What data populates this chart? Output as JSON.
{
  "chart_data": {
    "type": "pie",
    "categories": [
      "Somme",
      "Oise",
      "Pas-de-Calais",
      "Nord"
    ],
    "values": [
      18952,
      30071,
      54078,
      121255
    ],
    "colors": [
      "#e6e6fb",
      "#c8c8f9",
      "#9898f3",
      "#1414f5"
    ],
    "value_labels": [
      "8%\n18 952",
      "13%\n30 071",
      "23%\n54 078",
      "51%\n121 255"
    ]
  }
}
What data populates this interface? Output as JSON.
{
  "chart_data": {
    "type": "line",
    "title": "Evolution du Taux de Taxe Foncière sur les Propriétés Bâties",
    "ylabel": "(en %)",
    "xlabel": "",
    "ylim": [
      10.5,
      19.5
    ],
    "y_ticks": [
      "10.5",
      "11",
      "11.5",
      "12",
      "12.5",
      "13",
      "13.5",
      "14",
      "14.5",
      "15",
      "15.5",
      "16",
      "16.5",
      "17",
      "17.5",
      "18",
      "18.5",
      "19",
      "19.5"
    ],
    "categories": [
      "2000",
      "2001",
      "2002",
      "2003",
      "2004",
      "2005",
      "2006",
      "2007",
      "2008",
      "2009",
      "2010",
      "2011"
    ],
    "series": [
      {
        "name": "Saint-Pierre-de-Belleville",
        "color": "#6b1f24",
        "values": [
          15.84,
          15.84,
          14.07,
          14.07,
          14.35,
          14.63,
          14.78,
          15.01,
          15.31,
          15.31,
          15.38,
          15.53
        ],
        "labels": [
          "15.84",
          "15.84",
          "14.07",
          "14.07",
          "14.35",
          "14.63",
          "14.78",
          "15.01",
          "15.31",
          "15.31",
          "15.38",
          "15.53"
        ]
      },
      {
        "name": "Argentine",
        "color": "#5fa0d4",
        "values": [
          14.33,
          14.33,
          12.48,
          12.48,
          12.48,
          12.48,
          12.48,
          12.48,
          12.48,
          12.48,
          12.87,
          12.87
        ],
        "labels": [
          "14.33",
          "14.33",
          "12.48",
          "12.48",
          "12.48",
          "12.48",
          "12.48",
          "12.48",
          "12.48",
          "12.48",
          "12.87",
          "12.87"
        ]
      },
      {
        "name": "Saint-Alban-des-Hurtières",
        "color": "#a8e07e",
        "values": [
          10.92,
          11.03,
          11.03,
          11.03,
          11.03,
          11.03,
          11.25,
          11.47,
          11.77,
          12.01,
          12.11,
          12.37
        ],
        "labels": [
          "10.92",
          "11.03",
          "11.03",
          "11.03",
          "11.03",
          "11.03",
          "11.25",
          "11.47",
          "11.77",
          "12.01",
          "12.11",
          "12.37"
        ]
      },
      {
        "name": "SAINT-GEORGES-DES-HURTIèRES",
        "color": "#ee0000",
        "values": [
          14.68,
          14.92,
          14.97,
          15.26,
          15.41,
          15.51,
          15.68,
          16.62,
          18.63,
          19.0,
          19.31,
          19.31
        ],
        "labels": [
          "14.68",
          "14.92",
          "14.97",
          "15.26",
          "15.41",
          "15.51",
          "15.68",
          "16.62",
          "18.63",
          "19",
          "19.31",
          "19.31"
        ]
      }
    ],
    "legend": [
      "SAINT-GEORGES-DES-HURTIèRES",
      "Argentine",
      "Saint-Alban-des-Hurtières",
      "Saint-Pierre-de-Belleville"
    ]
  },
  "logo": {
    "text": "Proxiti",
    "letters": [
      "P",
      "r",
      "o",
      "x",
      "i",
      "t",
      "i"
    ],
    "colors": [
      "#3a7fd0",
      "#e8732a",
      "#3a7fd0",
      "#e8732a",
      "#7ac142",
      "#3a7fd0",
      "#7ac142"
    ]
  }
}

--- AIM ---
State how many lines of the data include the word "Belleville", with nothing else.

--- THE RESULT ---
2